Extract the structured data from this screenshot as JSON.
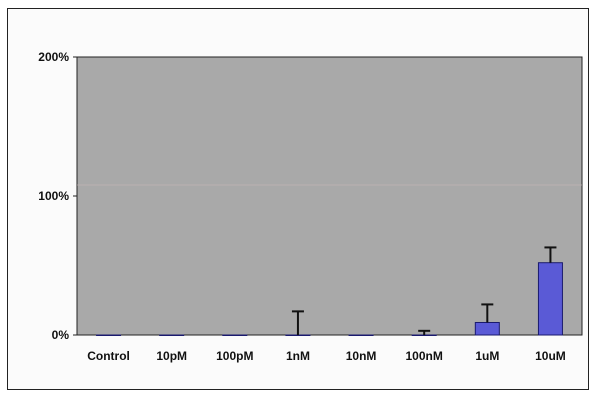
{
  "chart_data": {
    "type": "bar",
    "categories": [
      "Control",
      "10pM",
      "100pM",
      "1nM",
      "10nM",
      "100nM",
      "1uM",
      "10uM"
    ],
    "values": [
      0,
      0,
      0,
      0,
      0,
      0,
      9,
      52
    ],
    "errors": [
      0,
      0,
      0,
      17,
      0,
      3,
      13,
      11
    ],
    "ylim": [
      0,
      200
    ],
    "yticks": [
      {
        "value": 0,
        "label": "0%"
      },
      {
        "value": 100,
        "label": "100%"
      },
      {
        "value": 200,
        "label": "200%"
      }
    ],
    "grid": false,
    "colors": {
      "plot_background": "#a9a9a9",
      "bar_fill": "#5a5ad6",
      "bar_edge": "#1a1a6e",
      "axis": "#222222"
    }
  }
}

• • • •

WHAT IS EXPECTED →
Make an exact copy of every record, pictures excluded.

CORRECT OUTPUT →
Extract the structured data from this screenshot as JSON.
{
  "chart_data": {
    "type": "bar",
    "categories": [
      "Control",
      "10pM",
      "100pM",
      "1nM",
      "10nM",
      "100nM",
      "1uM",
      "10uM"
    ],
    "values": [
      0,
      0,
      0,
      0,
      0,
      0,
      9,
      52
    ],
    "errors": [
      0,
      0,
      0,
      17,
      0,
      3,
      13,
      11
    ],
    "ylim": [
      0,
      200
    ],
    "yticks": [
      {
        "value": 0,
        "label": "0%"
      },
      {
        "value": 100,
        "label": "100%"
      },
      {
        "value": 200,
        "label": "200%"
      }
    ],
    "grid": false,
    "colors": {
      "plot_background": "#a9a9a9",
      "bar_fill": "#5a5ad6",
      "bar_edge": "#1a1a6e",
      "axis": "#222222"
    }
  }
}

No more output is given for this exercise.